→ **Provided records**:
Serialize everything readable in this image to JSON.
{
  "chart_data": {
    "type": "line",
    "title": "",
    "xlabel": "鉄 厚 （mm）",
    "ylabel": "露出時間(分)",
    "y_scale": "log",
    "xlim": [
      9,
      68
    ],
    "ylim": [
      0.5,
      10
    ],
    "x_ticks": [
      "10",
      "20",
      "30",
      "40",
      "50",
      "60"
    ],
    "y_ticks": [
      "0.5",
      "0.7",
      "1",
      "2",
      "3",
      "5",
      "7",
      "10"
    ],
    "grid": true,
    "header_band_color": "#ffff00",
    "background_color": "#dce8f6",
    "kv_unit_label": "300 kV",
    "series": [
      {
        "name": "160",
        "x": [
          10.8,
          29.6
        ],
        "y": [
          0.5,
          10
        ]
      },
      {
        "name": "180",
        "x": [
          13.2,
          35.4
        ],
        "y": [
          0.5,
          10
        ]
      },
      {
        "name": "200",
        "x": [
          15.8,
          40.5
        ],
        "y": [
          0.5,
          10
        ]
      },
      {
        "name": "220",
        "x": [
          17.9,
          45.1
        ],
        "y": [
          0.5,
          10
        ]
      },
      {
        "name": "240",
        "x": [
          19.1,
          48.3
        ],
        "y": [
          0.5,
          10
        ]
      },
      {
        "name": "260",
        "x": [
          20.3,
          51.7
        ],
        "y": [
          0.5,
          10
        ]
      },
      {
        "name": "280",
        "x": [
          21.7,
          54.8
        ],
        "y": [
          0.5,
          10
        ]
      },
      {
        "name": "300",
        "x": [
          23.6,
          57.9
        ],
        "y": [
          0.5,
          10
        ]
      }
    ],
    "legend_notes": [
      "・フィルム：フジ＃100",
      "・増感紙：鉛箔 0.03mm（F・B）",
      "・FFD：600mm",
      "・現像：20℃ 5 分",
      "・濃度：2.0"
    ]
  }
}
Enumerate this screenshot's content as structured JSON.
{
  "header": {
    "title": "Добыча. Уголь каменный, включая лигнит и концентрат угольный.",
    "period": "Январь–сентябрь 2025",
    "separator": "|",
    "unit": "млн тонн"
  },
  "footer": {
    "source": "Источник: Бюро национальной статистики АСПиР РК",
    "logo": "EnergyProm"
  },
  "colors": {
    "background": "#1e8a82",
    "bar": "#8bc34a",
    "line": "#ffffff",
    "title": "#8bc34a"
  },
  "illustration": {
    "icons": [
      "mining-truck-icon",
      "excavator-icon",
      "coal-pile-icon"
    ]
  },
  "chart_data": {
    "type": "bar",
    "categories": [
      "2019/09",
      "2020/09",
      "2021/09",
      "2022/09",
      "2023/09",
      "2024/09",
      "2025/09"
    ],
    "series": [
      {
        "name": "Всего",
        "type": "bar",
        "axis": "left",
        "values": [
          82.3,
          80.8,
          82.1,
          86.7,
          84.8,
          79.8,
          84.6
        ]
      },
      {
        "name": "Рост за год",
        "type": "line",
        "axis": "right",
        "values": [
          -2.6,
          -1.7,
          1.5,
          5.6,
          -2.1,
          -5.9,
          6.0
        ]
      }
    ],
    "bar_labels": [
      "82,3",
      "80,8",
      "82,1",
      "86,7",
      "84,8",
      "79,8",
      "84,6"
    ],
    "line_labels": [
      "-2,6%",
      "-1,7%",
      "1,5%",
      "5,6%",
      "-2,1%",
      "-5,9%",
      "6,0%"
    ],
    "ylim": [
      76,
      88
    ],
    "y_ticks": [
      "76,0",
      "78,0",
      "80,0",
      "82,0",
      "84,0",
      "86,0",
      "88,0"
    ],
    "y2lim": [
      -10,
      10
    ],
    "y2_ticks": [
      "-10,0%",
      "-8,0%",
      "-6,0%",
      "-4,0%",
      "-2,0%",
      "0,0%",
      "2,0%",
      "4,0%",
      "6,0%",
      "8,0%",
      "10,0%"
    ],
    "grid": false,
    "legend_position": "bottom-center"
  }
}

→ **To do**: Set down each entry again, unchanged.

→ **Solution to this task**:
Serialize everything readable in this image to JSON.
{
  "chart_data": {
    "type": "line",
    "title": "",
    "xlabel": "鉄 厚 （mm）",
    "ylabel": "露出時間(分)",
    "y_scale": "log",
    "xlim": [
      9,
      68
    ],
    "ylim": [
      0.5,
      10
    ],
    "x_ticks": [
      "10",
      "20",
      "30",
      "40",
      "50",
      "60"
    ],
    "y_ticks": [
      "0.5",
      "0.7",
      "1",
      "2",
      "3",
      "5",
      "7",
      "10"
    ],
    "grid": true,
    "header_band_color": "#ffff00",
    "background_color": "#dce8f6",
    "kv_unit_label": "300 kV",
    "series": [
      {
        "name": "160",
        "x": [
          10.8,
          29.6
        ],
        "y": [
          0.5,
          10
        ]
      },
      {
        "name": "180",
        "x": [
          13.2,
          35.4
        ],
        "y": [
          0.5,
          10
        ]
      },
      {
        "name": "200",
        "x": [
          15.8,
          40.5
        ],
        "y": [
          0.5,
          10
        ]
      },
      {
        "name": "220",
        "x": [
          17.9,
          45.1
        ],
        "y": [
          0.5,
          10
        ]
      },
      {
        "name": "240",
        "x": [
          19.1,
          48.3
        ],
        "y": [
          0.5,
          10
        ]
      },
      {
        "name": "260",
        "x": [
          20.3,
          51.7
        ],
        "y": [
          0.5,
          10
        ]
      },
      {
        "name": "280",
        "x": [
          21.7,
          54.8
        ],
        "y": [
          0.5,
          10
        ]
      },
      {
        "name": "300",
        "x": [
          23.6,
          57.9
        ],
        "y": [
          0.5,
          10
        ]
      }
    ],
    "legend_notes": [
      "・フィルム：フジ＃100",
      "・増感紙：鉛箔 0.03mm（F・B）",
      "・FFD：600mm",
      "・現像：20℃ 5 分",
      "・濃度：2.0"
    ]
  }
}
Enumerate this screenshot's content as structured JSON.
{
  "header": {
    "title": "Добыча. Уголь каменный, включая лигнит и концентрат угольный.",
    "period": "Январь–сентябрь 2025",
    "separator": "|",
    "unit": "млн тонн"
  },
  "footer": {
    "source": "Источник: Бюро национальной статистики АСПиР РК",
    "logo": "EnergyProm"
  },
  "colors": {
    "background": "#1e8a82",
    "bar": "#8bc34a",
    "line": "#ffffff",
    "title": "#8bc34a"
  },
  "illustration": {
    "icons": [
      "mining-truck-icon",
      "excavator-icon",
      "coal-pile-icon"
    ]
  },
  "chart_data": {
    "type": "bar",
    "categories": [
      "2019/09",
      "2020/09",
      "2021/09",
      "2022/09",
      "2023/09",
      "2024/09",
      "2025/09"
    ],
    "series": [
      {
        "name": "Всего",
        "type": "bar",
        "axis": "left",
        "values": [
          82.3,
          80.8,
          82.1,
          86.7,
          84.8,
          79.8,
          84.6
        ]
      },
      {
        "name": "Рост за год",
        "type": "line",
        "axis": "right",
        "values": [
          -2.6,
          -1.7,
          1.5,
          5.6,
          -2.1,
          -5.9,
          6.0
        ]
      }
    ],
    "bar_labels": [
      "82,3",
      "80,8",
      "82,1",
      "86,7",
      "84,8",
      "79,8",
      "84,6"
    ],
    "line_labels": [
      "-2,6%",
      "-1,7%",
      "1,5%",
      "5,6%",
      "-2,1%",
      "-5,9%",
      "6,0%"
    ],
    "ylim": [
      76,
      88
    ],
    "y_ticks": [
      "76,0",
      "78,0",
      "80,0",
      "82,0",
      "84,0",
      "86,0",
      "88,0"
    ],
    "y2lim": [
      -10,
      10
    ],
    "y2_ticks": [
      "-10,0%",
      "-8,0%",
      "-6,0%",
      "-4,0%",
      "-2,0%",
      "0,0%",
      "2,0%",
      "4,0%",
      "6,0%",
      "8,0%",
      "10,0%"
    ],
    "grid": false,
    "legend_position": "bottom-center"
  }
}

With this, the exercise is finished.